THE EXERCISE: Tally up the lines carrying the string "circle" and respond with only the resulting number.

════════════════════

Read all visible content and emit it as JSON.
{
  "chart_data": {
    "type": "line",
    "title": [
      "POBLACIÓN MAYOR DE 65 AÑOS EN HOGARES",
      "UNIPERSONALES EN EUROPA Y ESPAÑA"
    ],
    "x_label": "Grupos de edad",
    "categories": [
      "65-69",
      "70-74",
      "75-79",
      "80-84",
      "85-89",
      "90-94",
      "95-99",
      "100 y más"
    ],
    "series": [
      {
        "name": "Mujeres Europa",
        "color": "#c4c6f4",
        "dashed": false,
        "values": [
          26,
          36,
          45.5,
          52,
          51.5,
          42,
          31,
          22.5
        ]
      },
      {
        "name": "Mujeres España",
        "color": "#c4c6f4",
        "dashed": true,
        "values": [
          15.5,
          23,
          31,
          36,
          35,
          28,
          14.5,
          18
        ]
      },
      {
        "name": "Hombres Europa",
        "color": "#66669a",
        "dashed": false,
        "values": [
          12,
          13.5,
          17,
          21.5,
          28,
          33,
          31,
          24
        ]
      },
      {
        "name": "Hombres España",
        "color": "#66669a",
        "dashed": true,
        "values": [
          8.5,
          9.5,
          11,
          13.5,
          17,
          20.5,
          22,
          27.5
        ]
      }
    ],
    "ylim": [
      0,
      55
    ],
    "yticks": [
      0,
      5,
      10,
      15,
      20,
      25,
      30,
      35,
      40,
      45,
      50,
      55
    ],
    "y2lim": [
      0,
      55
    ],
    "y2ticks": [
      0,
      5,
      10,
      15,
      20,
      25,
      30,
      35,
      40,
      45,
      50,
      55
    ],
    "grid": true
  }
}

════════════════════

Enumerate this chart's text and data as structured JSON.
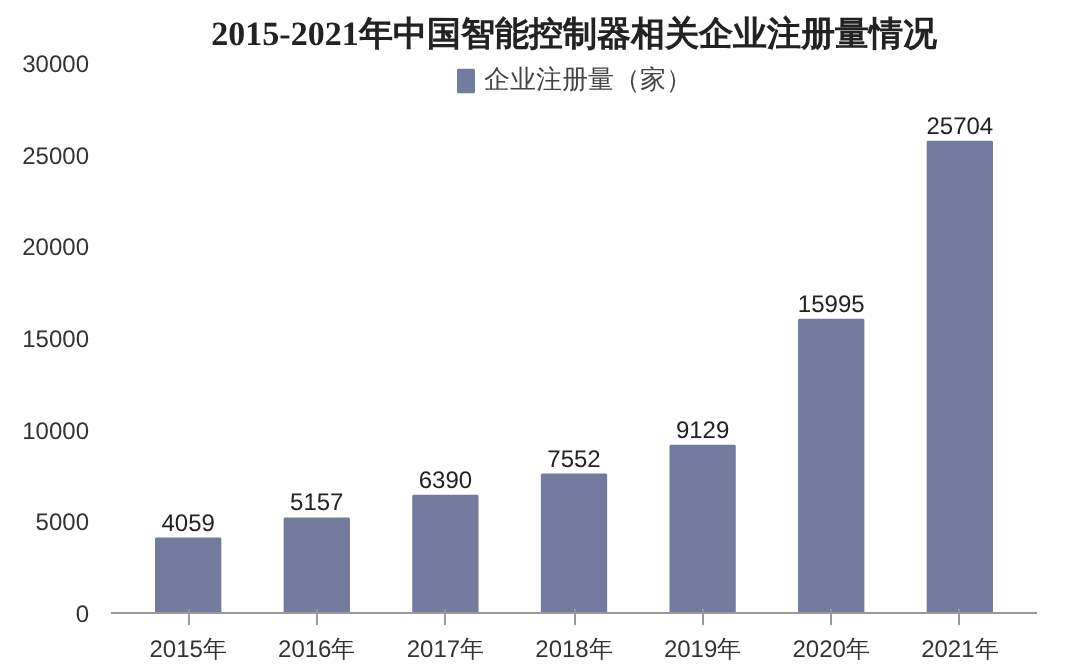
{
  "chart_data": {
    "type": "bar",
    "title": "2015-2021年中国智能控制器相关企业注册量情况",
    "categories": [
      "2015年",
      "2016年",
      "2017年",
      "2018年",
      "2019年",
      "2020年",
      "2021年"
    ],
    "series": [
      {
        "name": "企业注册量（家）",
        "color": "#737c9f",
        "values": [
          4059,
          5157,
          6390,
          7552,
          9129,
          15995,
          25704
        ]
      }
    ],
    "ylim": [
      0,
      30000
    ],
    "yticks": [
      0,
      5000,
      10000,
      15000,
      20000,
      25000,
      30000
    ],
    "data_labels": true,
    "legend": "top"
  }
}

════════════════════

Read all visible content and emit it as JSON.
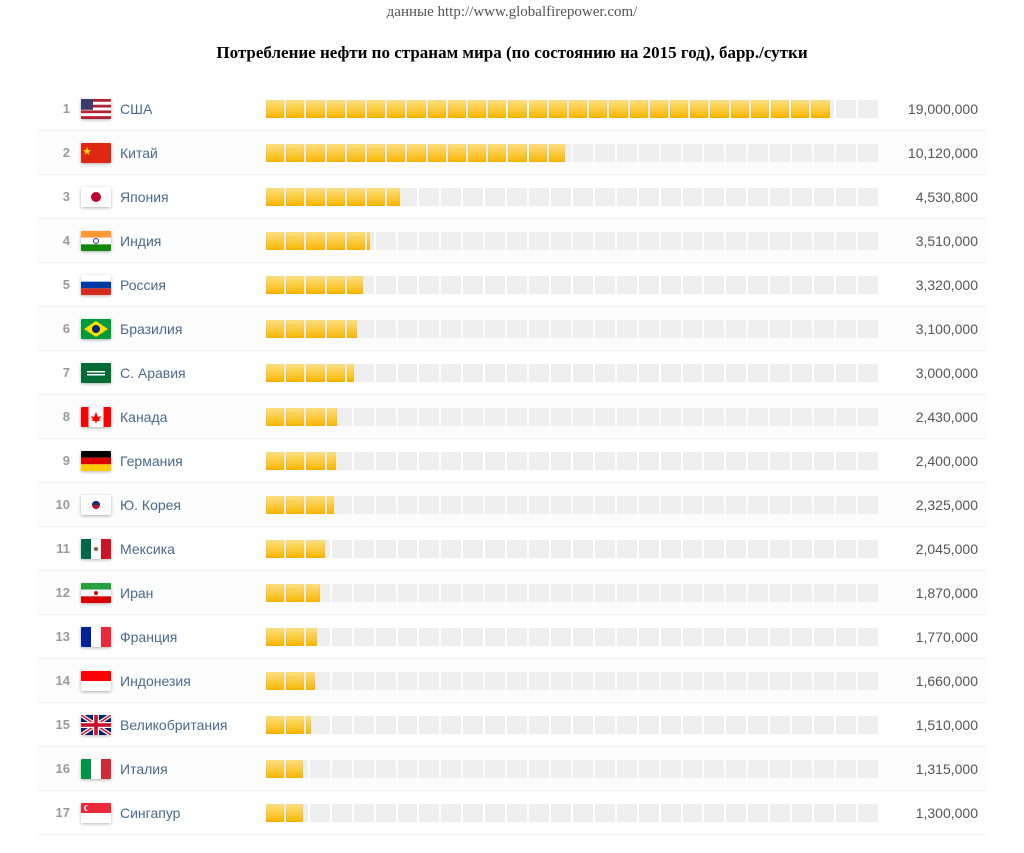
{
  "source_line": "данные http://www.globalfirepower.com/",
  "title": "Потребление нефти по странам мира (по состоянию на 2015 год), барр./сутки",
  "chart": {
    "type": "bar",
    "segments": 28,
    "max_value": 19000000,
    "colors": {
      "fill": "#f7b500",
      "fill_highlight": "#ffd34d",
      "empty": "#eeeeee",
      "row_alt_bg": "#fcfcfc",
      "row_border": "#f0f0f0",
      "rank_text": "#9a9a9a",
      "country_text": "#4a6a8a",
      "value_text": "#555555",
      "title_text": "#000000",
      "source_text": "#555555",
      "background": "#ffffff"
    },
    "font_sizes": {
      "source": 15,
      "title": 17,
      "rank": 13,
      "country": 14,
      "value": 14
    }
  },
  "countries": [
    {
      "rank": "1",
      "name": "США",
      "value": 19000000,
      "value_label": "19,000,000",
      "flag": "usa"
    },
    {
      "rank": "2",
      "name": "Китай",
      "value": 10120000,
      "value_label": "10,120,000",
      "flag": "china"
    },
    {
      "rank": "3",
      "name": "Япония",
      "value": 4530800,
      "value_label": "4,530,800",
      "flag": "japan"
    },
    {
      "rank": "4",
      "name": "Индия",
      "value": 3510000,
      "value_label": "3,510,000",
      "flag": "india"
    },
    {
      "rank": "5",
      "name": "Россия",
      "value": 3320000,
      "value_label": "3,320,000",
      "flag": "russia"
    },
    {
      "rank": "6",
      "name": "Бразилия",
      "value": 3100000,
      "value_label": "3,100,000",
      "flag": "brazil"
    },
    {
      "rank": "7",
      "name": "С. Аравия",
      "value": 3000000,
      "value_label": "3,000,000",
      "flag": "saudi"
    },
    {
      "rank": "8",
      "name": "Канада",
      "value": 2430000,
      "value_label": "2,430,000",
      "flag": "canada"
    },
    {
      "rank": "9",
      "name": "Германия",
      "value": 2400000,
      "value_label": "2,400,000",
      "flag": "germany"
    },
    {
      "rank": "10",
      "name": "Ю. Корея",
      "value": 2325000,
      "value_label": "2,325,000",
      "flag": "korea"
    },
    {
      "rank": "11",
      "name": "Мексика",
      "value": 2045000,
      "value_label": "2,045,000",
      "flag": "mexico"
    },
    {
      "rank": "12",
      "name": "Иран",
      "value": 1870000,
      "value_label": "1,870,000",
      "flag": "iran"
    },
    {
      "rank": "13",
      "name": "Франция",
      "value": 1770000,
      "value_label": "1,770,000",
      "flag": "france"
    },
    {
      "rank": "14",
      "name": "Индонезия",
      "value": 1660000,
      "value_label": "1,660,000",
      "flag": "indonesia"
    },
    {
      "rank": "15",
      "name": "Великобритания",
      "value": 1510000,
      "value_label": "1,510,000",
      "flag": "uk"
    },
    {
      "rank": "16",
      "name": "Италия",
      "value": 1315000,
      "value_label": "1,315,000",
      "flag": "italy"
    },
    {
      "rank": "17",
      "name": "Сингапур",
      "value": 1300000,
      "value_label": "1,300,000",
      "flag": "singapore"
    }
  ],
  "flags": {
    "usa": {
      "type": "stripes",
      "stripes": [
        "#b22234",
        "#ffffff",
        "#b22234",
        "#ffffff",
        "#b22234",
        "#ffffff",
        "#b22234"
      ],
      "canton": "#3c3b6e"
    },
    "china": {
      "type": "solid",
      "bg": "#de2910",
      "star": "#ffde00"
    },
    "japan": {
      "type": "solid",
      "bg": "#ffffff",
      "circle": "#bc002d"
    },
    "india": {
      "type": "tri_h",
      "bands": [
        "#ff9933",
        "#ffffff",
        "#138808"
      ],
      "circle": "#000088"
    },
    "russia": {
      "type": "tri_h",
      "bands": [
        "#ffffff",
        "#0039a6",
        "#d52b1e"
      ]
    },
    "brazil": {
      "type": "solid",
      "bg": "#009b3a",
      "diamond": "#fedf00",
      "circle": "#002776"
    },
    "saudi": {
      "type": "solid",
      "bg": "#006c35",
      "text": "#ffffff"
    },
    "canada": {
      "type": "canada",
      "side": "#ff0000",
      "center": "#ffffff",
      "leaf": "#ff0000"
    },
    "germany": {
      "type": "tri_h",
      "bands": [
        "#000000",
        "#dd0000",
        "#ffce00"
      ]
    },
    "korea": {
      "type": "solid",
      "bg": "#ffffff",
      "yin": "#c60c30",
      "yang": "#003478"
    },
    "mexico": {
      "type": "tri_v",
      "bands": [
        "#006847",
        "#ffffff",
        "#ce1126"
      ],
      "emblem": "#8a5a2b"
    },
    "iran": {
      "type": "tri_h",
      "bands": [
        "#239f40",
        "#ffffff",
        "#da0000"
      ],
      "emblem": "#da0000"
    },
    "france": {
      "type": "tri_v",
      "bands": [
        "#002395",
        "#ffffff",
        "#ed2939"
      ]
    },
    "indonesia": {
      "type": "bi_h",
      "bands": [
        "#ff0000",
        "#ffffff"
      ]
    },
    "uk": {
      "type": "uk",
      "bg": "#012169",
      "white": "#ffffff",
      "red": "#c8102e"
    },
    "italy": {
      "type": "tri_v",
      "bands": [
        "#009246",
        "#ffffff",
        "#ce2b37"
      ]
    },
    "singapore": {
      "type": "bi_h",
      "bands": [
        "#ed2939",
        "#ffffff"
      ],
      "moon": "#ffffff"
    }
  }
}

════════════════════

FINAL RESULT: 3